— START Material for this exercise —
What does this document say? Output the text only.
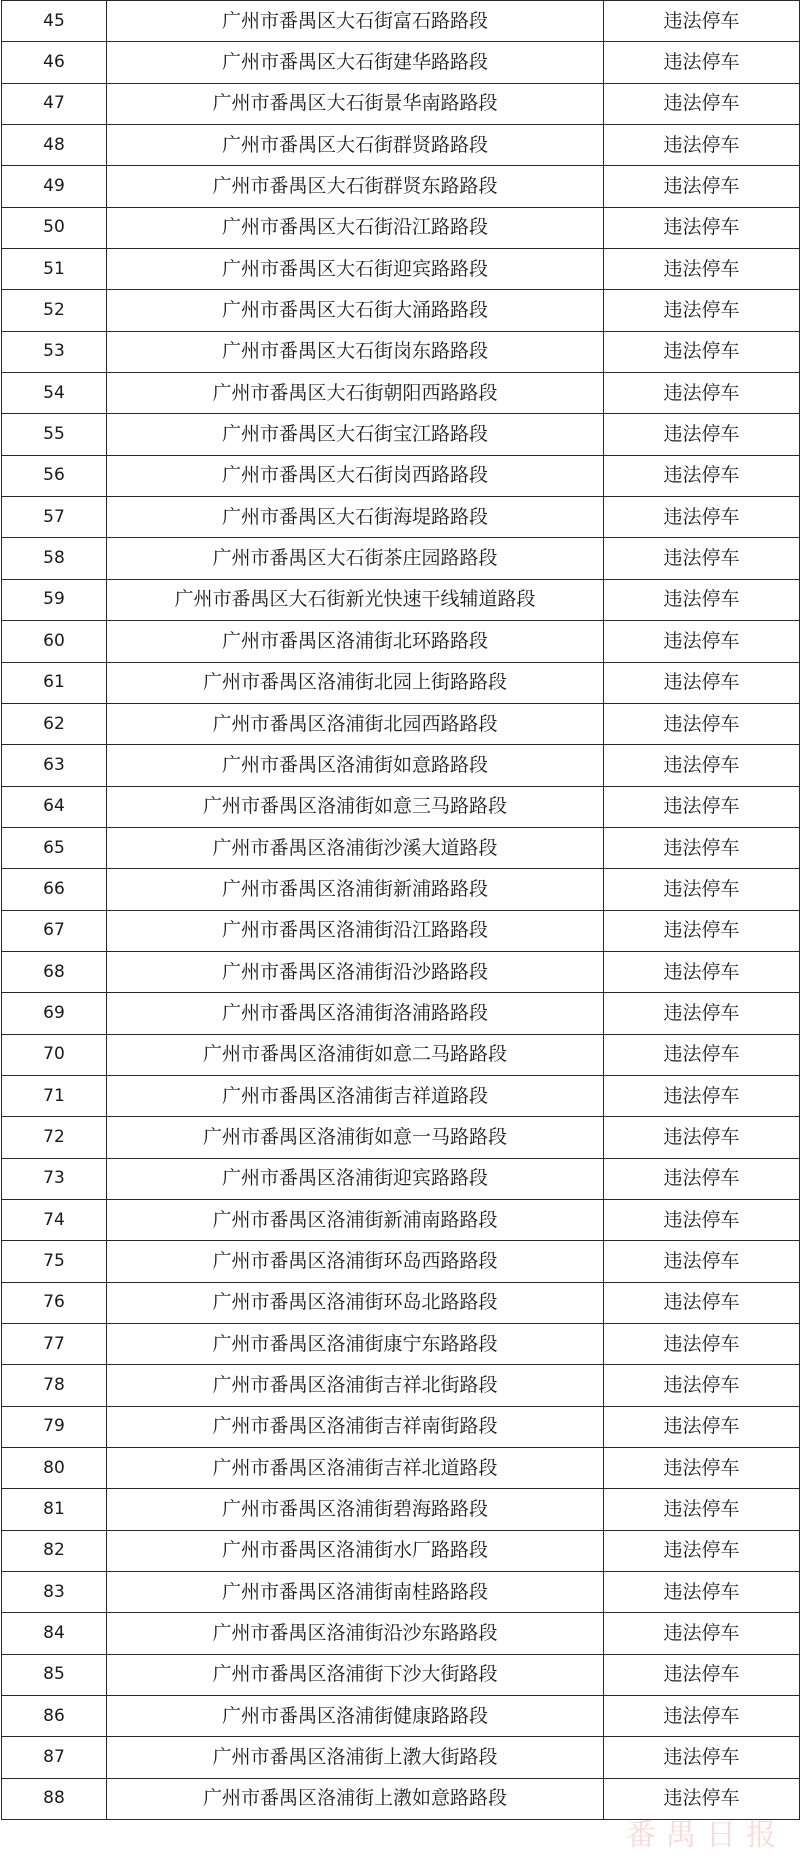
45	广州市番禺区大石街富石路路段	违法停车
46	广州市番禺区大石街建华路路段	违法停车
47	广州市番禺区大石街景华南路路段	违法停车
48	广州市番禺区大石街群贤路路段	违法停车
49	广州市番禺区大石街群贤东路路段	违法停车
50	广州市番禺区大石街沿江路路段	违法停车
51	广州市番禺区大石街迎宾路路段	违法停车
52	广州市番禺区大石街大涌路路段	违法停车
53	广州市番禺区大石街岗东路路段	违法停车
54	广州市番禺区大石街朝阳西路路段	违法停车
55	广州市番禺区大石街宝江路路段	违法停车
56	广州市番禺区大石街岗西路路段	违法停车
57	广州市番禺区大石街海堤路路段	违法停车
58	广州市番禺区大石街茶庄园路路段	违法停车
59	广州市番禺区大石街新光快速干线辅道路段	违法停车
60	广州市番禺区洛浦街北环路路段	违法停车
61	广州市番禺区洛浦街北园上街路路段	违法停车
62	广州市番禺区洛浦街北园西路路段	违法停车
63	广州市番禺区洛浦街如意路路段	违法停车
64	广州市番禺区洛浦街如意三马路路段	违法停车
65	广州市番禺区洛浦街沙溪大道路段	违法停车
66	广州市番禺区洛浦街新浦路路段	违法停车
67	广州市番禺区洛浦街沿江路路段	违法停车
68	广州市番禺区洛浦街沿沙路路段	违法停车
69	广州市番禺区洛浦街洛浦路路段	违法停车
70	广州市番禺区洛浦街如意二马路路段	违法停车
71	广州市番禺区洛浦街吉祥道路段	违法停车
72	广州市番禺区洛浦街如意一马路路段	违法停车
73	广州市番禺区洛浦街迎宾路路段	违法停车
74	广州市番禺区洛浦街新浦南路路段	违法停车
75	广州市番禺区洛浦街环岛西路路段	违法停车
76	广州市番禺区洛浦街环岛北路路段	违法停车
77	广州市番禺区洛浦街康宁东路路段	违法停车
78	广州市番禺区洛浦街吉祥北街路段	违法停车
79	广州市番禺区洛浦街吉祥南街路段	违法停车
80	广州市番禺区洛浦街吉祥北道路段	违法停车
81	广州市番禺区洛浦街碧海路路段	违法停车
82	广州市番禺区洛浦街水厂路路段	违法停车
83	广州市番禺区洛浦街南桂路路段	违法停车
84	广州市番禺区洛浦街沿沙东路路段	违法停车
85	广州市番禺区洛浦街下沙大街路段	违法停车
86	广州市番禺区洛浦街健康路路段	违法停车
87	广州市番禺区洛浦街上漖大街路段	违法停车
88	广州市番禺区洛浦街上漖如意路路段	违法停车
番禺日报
— END Material for this exercise —
— START Material for this exercise —
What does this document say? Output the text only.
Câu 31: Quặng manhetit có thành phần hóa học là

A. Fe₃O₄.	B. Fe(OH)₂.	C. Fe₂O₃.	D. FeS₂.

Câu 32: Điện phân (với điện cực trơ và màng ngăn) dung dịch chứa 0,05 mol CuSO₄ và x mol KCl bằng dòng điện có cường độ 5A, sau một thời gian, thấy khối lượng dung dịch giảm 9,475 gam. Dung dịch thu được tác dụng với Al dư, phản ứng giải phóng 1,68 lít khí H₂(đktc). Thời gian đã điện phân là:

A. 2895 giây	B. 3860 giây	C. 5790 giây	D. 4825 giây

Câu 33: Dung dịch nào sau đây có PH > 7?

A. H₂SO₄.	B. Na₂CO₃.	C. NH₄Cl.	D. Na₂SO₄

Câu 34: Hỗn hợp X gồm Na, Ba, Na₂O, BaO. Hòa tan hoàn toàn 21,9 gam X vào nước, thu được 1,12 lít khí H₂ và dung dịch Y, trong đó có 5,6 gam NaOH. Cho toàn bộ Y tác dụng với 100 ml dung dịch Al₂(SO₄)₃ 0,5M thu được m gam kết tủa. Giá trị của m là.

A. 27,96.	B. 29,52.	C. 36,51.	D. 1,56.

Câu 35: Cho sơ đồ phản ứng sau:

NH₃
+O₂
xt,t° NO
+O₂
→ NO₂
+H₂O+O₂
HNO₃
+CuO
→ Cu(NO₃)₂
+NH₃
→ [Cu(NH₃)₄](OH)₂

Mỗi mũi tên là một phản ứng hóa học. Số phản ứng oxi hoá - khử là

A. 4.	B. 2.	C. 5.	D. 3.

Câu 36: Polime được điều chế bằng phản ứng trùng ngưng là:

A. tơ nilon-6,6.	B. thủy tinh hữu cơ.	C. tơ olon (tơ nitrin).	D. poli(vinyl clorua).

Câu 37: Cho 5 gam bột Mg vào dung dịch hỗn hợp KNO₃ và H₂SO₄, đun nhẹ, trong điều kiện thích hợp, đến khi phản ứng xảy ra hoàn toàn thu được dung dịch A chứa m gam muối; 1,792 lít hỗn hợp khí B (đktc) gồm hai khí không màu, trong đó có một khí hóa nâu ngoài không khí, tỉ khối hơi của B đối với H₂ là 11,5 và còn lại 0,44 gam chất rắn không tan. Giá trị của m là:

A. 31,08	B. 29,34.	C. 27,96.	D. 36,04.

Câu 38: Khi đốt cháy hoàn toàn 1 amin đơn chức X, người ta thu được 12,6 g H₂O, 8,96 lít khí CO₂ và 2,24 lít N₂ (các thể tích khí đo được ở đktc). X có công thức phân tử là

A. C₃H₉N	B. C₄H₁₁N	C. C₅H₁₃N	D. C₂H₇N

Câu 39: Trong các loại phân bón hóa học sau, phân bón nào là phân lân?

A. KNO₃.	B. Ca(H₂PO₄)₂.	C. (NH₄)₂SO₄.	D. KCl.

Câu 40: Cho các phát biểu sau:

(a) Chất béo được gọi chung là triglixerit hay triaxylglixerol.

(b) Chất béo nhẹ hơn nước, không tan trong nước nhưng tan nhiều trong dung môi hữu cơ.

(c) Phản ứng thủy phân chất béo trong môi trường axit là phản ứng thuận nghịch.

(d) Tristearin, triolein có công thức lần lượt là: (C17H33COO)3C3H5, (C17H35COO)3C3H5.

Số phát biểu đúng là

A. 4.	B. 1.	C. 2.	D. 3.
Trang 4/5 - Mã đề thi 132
— END Material for this exercise —
Exercise details: From the records above, pull out each line that has "biểu".

Output for this task:
Câu 40: Cho các phát biểu sau:
Số phát biểu đúng là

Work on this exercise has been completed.